▸ **Goal**: The listing below must be repeated word for word, with its images excluded.

▸ **Materials provided**:

-*-

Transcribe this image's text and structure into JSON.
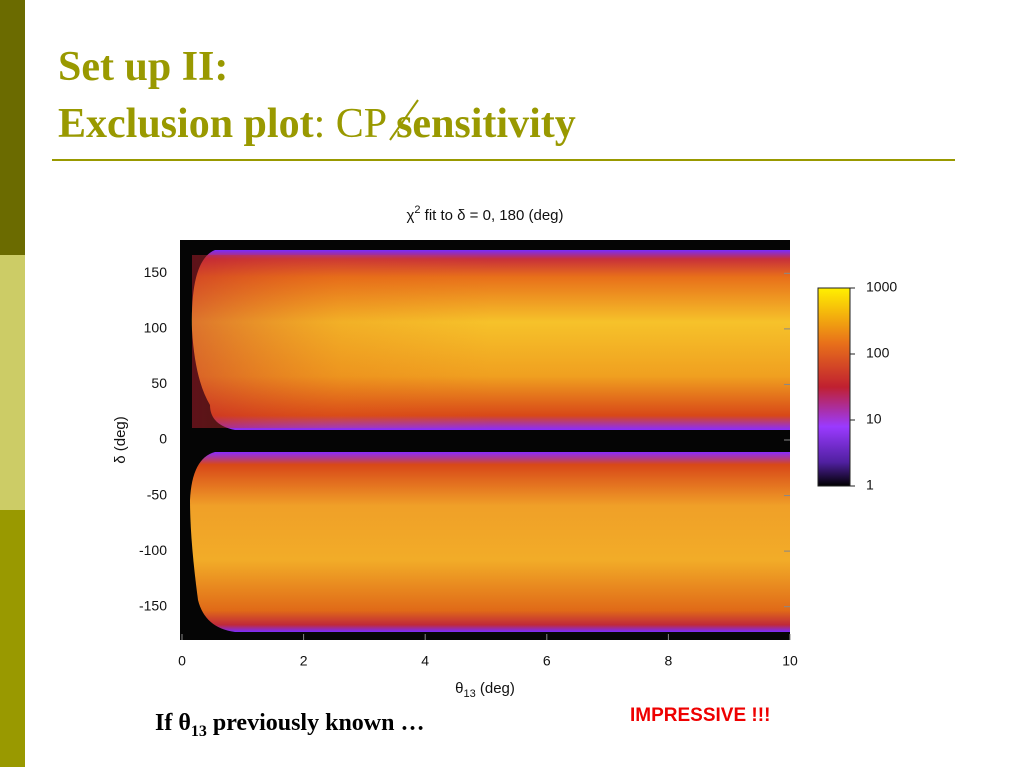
{
  "slide": {
    "title_line1": "Set up II:",
    "title_line2": [
      "Exclusion plot",
      ":",
      "CP",
      "sensitivity"
    ],
    "footer": {
      "prefix": "If θ",
      "subscript": "13",
      "suffix": " previously known …"
    },
    "callout": "IMPRESSIVE !!!"
  },
  "chart_data": {
    "type": "heatmap",
    "title": {
      "symbol": "χ",
      "superscript": "2",
      "text": " fit to δ = 0, 180 (deg)"
    },
    "x_label": {
      "symbol": "θ",
      "subscript": "13",
      "unit": " (deg)"
    },
    "y_label": "δ (deg)",
    "xlim": [
      0,
      10
    ],
    "xticks": [
      0,
      2,
      4,
      6,
      8,
      10
    ],
    "ylim": [
      -180,
      180
    ],
    "yticks": [
      -150,
      -100,
      -50,
      0,
      50,
      100,
      150
    ],
    "colorbar": {
      "scale": "log",
      "lim": [
        1,
        1000
      ],
      "ticks": [
        1,
        10,
        100,
        1000
      ]
    }
  }
}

-*-

▸ **Full solution**:
Transcribe this image's text and structure into JSON.
{
  "slide": {
    "title_line1": "Set up II:",
    "title_line2": [
      "Exclusion plot",
      ":",
      "CP",
      "sensitivity"
    ],
    "footer": {
      "prefix": "If θ",
      "subscript": "13",
      "suffix": " previously known …"
    },
    "callout": "IMPRESSIVE !!!"
  },
  "chart_data": {
    "type": "heatmap",
    "title": {
      "symbol": "χ",
      "superscript": "2",
      "text": " fit to δ = 0, 180 (deg)"
    },
    "x_label": {
      "symbol": "θ",
      "subscript": "13",
      "unit": " (deg)"
    },
    "y_label": "δ (deg)",
    "xlim": [
      0,
      10
    ],
    "xticks": [
      0,
      2,
      4,
      6,
      8,
      10
    ],
    "ylim": [
      -180,
      180
    ],
    "yticks": [
      -150,
      -100,
      -50,
      0,
      50,
      100,
      150
    ],
    "colorbar": {
      "scale": "log",
      "lim": [
        1,
        1000
      ],
      "ticks": [
        1,
        10,
        100,
        1000
      ]
    }
  }
}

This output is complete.